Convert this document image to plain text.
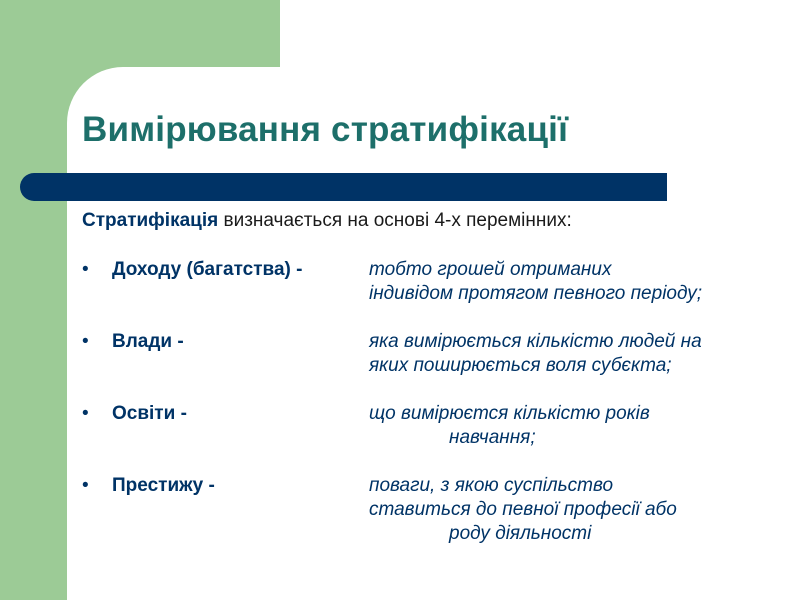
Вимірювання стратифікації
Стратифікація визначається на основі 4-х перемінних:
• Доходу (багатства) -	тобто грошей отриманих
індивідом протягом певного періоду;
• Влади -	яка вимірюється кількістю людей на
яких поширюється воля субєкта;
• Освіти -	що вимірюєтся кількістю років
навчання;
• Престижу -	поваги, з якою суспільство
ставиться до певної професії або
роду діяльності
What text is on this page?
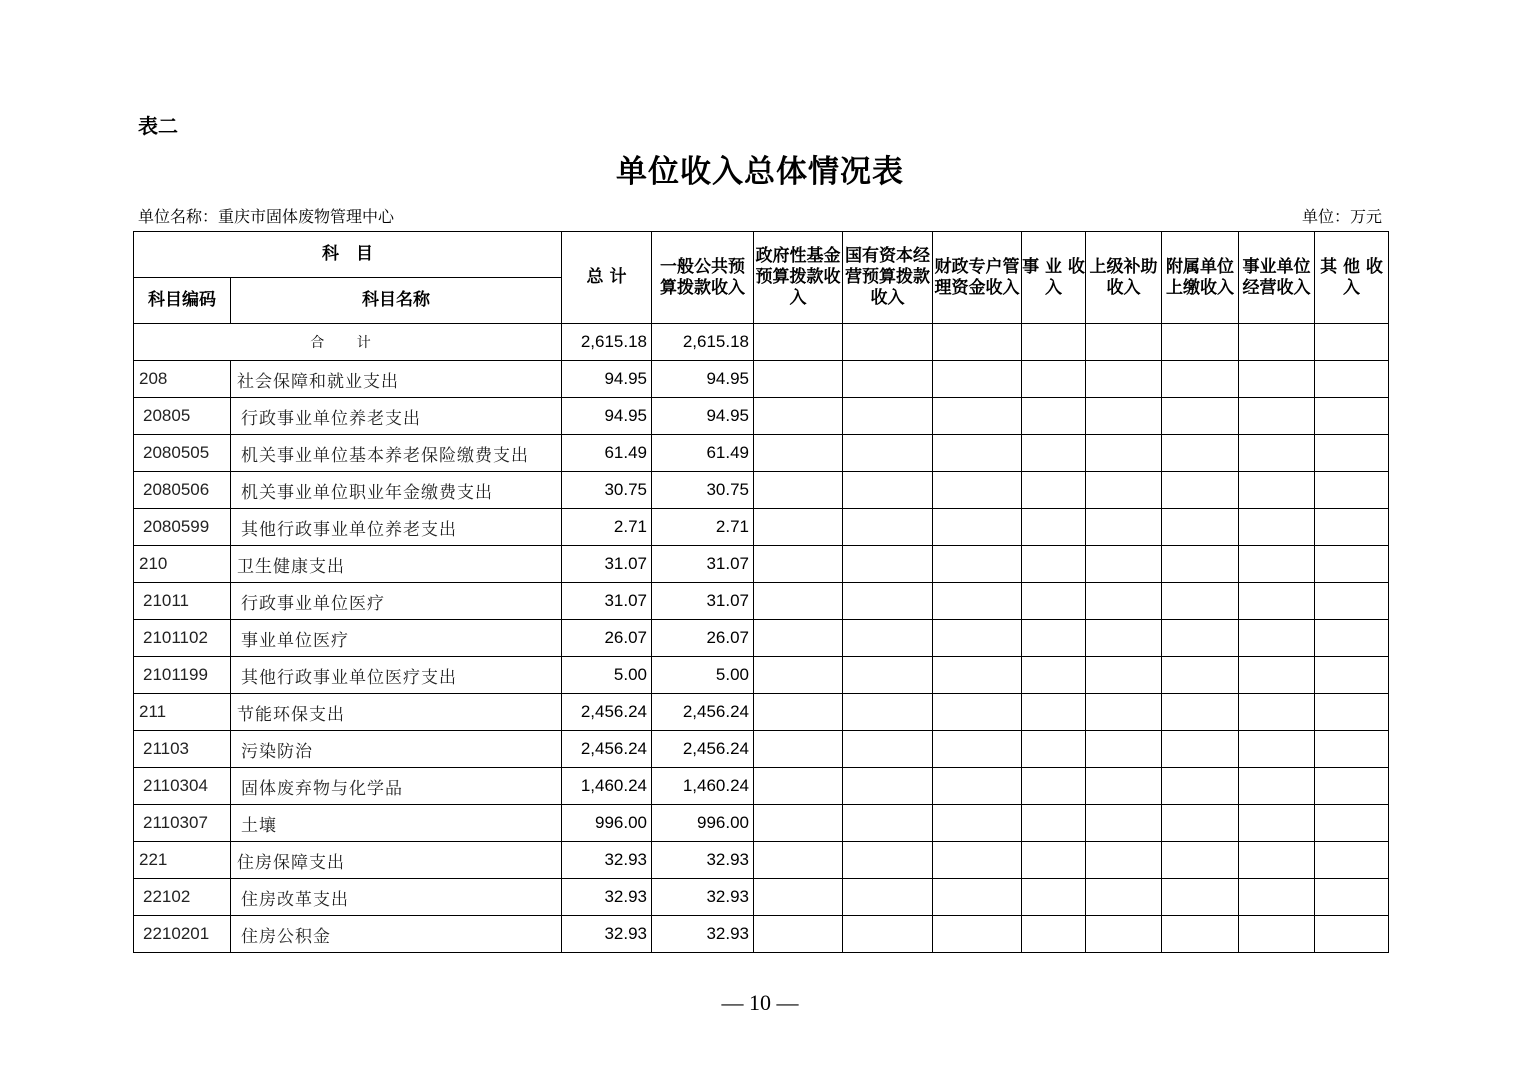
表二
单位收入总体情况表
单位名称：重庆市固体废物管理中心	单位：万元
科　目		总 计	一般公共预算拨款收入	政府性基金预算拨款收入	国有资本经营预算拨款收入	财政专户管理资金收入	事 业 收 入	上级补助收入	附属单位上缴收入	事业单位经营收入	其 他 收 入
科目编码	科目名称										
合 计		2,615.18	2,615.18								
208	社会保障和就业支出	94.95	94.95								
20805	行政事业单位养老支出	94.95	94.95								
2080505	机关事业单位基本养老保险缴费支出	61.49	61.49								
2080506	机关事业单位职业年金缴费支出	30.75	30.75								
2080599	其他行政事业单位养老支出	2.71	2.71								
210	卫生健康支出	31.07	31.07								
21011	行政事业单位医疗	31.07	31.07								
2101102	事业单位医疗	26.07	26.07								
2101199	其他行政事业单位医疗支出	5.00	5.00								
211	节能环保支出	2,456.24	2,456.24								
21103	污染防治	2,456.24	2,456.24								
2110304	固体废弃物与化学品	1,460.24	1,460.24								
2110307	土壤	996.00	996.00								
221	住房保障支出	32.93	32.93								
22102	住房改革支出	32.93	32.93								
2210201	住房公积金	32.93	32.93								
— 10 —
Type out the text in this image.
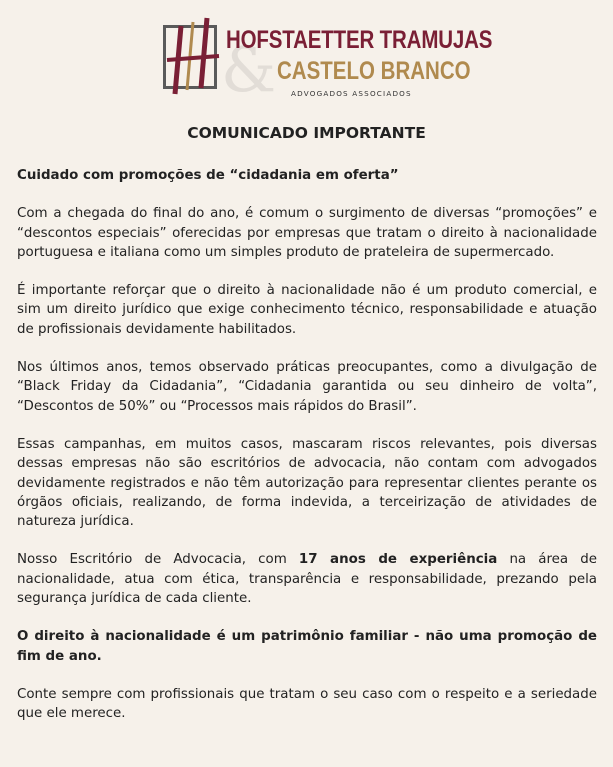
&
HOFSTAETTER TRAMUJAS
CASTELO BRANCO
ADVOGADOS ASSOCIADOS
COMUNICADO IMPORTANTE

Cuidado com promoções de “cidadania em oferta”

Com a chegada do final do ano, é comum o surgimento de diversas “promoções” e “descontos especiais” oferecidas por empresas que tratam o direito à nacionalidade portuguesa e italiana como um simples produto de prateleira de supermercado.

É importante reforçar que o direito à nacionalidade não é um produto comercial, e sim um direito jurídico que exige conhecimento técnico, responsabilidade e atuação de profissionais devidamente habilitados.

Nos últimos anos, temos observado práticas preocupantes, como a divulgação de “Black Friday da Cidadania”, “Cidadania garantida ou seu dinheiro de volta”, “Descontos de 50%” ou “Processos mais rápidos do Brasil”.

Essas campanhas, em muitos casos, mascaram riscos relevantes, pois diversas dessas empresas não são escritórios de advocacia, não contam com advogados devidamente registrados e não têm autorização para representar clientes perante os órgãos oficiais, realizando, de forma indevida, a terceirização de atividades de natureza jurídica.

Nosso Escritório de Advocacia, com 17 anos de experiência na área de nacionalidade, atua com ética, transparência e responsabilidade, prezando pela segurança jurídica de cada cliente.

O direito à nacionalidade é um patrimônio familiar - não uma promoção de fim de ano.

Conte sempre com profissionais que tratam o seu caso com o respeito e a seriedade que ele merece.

::::::::

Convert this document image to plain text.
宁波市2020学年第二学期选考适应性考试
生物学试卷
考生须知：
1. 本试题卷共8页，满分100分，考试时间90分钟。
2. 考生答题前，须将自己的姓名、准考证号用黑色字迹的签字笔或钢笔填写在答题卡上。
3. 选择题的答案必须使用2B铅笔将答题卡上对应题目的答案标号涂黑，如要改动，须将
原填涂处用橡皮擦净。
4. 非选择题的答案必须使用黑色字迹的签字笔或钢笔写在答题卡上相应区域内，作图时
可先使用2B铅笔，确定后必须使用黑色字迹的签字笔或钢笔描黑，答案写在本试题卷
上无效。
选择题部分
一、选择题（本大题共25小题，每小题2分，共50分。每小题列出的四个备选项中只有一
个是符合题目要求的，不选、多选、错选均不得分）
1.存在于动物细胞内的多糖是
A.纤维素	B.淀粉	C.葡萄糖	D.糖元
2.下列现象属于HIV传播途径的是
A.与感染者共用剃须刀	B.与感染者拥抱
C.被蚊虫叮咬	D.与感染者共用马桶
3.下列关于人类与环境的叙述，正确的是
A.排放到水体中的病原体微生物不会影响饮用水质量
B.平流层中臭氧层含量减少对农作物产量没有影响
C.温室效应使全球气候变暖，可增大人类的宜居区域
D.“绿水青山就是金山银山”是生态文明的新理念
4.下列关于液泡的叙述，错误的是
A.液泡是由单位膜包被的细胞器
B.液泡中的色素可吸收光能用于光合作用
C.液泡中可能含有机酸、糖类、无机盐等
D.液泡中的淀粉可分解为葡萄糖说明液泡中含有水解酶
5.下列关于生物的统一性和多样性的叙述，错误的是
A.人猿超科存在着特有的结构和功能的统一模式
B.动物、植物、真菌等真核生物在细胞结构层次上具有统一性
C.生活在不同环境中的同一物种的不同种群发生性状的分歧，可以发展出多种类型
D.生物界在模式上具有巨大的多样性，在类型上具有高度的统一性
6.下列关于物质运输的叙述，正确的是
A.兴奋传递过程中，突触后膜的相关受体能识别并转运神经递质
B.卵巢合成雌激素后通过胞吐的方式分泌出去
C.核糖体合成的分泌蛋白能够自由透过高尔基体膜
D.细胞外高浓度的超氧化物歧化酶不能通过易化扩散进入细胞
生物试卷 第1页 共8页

::::::::

Working from the listing above, pick out every line that has "错误的是" and copy it.

EXPECTED ANSWER:
4.下列关于液泡的叙述，错误的是
5.下列关于生物的统一性和多样性的叙述，错误的是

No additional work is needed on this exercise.